## Objective
List all the lines in these records that hold "Parse".

## Source material
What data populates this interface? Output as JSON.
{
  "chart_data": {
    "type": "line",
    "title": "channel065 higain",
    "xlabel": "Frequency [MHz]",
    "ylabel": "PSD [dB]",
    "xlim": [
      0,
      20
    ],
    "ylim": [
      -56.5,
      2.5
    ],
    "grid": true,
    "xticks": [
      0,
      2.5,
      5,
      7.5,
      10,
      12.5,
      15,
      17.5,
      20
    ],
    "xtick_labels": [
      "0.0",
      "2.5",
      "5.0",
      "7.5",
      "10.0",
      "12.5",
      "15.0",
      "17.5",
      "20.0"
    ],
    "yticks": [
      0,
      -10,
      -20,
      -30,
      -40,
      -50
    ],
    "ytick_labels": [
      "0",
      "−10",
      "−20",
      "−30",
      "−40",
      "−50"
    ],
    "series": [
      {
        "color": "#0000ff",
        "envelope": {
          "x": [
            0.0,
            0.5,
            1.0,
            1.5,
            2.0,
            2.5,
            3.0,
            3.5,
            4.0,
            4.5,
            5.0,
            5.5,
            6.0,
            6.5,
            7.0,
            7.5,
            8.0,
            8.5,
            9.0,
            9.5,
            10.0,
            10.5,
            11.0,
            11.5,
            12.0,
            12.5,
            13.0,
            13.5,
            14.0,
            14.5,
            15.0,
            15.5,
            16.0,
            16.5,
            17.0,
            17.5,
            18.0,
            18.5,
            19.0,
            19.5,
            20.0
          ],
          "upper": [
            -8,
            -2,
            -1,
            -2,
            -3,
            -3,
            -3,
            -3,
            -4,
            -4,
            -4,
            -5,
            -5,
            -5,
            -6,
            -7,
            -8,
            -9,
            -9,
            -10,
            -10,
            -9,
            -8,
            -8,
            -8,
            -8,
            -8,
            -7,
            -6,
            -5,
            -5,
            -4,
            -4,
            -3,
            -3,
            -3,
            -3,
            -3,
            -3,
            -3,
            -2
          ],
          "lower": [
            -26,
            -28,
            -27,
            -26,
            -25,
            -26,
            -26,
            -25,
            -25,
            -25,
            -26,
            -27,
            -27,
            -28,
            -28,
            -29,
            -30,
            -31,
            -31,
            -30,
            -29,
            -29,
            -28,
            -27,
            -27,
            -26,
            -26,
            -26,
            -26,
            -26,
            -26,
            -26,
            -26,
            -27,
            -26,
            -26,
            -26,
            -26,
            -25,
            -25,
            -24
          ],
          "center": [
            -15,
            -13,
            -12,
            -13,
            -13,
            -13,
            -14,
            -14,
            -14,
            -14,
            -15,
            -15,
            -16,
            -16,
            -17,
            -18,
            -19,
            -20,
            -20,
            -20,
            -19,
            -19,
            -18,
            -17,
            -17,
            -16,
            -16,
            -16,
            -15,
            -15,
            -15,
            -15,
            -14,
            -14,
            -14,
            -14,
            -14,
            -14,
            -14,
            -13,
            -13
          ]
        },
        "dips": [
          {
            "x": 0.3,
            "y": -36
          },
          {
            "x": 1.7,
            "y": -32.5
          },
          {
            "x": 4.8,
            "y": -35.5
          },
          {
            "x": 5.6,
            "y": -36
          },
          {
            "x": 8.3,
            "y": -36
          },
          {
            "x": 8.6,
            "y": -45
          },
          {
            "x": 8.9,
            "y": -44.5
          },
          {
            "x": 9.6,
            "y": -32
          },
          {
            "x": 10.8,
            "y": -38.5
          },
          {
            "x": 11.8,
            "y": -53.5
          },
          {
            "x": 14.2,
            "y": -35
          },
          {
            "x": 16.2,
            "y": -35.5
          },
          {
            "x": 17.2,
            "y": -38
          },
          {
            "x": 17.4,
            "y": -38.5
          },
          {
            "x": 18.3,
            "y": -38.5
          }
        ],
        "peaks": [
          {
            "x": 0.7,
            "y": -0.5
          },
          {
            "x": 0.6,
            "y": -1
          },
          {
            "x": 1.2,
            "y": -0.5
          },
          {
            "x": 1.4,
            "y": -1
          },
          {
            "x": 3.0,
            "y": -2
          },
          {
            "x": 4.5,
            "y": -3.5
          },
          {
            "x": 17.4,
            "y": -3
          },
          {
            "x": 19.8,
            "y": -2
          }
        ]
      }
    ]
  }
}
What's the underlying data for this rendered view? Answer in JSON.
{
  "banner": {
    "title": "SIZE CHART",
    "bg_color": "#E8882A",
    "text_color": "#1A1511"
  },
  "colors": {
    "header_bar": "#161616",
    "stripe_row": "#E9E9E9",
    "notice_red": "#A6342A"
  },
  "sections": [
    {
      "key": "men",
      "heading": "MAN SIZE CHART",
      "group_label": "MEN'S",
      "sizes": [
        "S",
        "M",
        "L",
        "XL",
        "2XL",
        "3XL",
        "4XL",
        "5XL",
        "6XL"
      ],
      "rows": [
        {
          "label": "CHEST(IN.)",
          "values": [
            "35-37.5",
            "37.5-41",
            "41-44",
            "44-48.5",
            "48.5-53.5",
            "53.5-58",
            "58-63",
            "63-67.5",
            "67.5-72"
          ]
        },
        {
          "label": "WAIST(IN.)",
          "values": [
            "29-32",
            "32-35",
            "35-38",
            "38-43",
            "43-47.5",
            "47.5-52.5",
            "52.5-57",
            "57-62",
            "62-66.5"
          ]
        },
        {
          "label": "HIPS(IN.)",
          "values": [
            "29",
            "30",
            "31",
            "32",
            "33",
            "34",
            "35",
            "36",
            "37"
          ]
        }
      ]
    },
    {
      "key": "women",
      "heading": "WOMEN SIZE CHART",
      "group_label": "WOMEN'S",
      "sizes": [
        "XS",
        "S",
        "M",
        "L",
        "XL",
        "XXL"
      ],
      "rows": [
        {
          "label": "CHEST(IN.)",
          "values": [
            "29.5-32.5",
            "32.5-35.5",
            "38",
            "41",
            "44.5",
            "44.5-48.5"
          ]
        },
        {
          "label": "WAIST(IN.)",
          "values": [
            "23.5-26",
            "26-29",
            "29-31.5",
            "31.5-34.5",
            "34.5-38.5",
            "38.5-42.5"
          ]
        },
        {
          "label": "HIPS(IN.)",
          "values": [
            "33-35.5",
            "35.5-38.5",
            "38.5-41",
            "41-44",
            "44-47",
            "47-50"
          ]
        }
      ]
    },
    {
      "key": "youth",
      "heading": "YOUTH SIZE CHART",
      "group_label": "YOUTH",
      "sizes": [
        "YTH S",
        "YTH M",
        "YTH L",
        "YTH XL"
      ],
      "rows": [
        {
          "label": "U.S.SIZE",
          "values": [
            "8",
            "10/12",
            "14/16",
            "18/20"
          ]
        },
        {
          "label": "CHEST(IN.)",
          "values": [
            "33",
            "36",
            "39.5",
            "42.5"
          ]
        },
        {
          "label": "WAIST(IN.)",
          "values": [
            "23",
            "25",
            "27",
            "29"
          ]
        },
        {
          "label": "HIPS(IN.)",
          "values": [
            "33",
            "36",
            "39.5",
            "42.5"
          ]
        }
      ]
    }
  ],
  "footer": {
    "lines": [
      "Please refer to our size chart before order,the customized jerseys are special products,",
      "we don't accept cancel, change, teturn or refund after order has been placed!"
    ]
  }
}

==

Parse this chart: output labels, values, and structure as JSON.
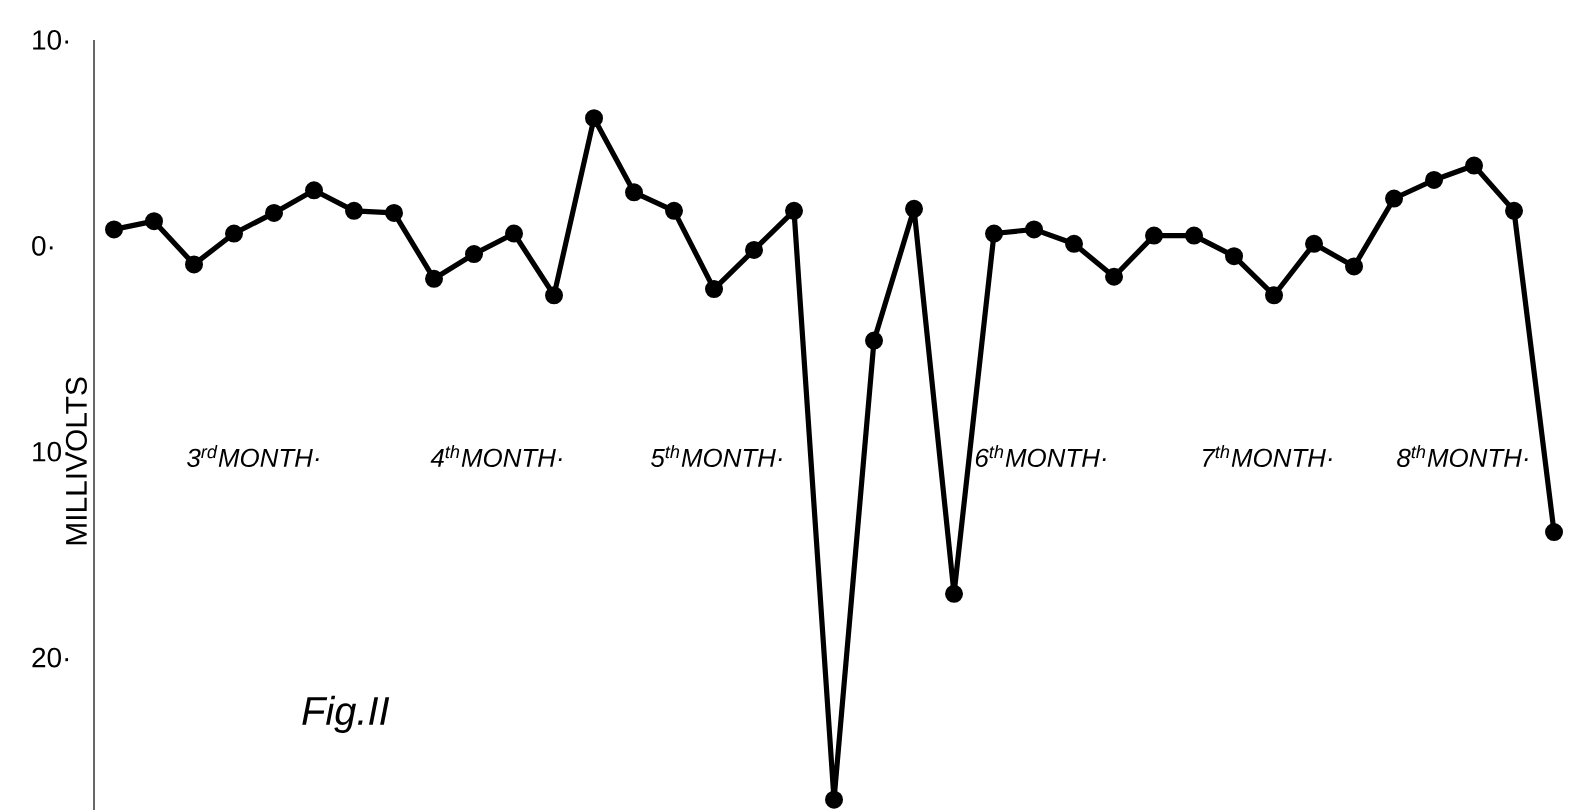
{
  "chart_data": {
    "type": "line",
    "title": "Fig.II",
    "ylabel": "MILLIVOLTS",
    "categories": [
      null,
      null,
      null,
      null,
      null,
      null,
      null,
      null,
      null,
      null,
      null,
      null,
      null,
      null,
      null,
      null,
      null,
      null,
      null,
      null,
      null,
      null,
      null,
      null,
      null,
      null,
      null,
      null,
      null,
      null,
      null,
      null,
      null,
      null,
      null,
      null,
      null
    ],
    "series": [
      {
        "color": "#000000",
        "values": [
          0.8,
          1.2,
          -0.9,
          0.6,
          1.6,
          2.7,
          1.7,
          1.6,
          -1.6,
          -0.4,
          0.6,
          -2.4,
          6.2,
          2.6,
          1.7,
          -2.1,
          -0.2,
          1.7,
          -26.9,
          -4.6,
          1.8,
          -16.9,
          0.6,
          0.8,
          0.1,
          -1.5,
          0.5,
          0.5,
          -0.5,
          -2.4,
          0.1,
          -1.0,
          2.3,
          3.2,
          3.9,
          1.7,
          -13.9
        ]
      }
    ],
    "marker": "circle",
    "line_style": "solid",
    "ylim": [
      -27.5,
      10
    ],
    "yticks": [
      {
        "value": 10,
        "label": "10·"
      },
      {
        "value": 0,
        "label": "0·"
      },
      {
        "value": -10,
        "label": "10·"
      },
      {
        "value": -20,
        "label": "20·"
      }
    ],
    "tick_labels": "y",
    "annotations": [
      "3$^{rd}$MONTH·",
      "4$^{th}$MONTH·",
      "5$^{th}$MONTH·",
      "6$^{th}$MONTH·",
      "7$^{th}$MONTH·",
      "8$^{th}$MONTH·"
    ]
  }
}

---

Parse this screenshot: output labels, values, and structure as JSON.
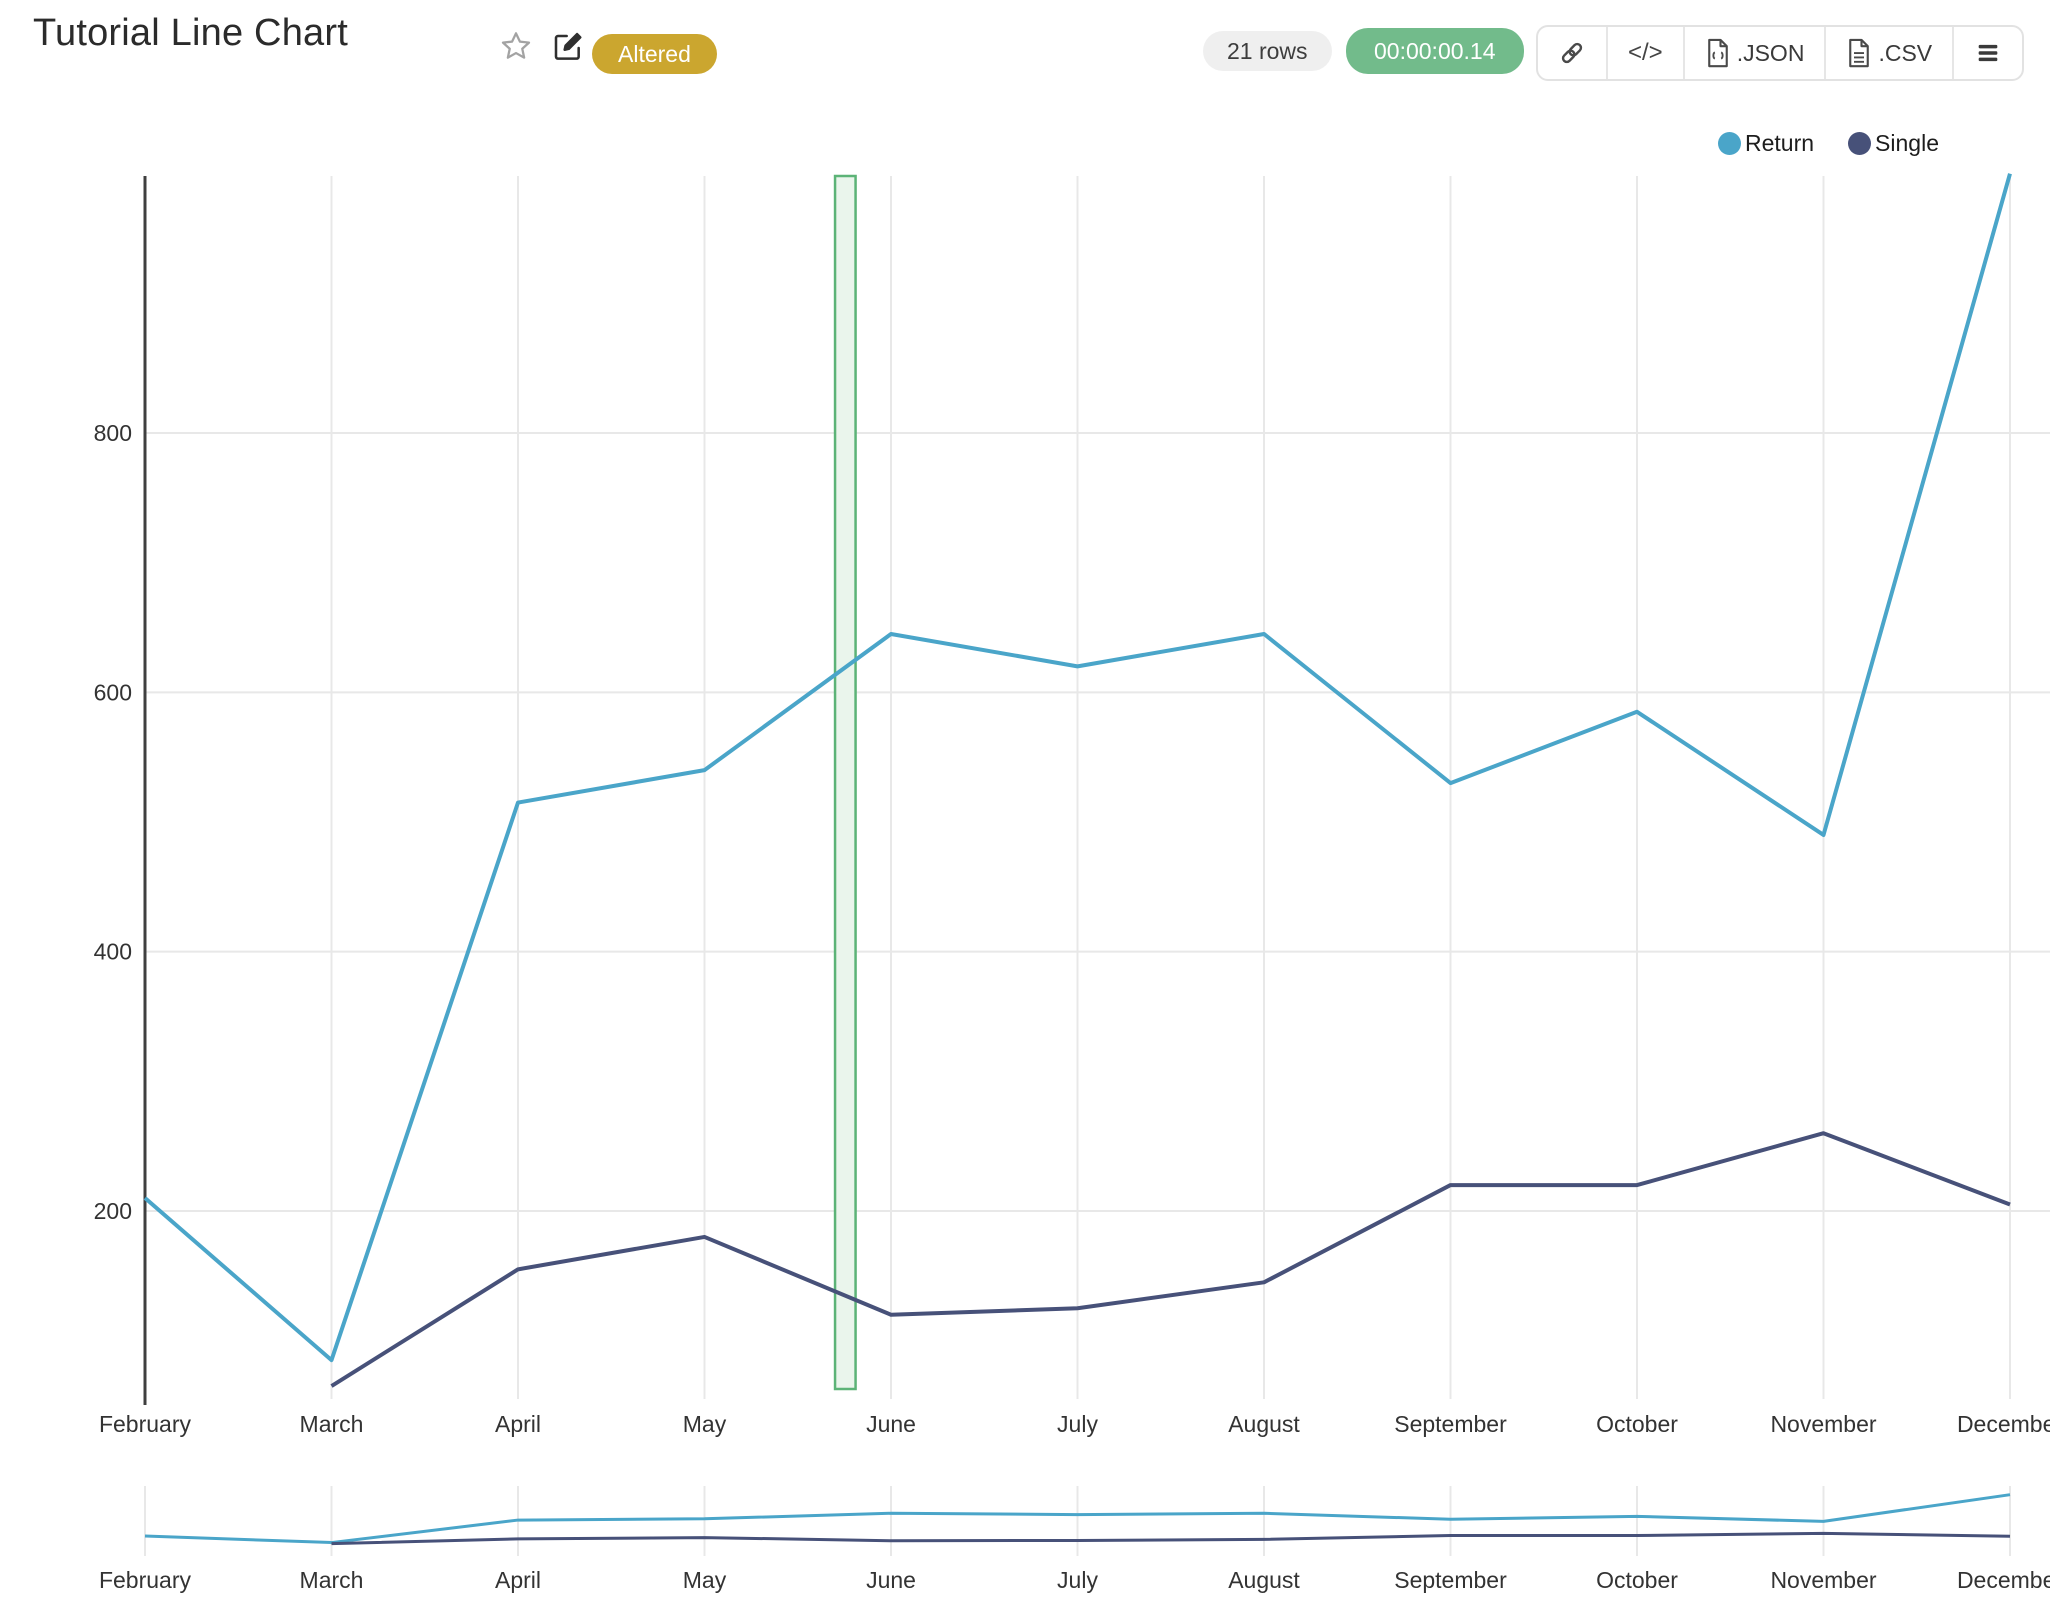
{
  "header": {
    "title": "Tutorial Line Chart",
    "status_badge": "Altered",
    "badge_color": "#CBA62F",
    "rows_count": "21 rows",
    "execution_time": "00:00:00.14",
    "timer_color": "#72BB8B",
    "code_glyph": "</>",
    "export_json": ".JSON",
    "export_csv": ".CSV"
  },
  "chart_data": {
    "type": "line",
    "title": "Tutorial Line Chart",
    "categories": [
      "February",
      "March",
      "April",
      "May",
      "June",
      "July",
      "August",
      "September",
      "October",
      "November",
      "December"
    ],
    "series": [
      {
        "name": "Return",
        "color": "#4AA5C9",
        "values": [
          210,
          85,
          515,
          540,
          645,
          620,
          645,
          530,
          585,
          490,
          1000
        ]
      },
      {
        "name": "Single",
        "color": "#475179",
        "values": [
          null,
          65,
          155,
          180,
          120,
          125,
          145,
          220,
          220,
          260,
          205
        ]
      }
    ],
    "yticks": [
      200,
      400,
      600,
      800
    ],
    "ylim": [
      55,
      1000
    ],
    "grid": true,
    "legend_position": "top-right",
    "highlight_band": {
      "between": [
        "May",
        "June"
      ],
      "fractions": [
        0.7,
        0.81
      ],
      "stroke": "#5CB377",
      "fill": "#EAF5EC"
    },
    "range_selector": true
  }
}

## Worked answer
Parse this chart: output labels, values, and structure as JSON.
Parse this screenshot: output labels, values, and structure as JSON.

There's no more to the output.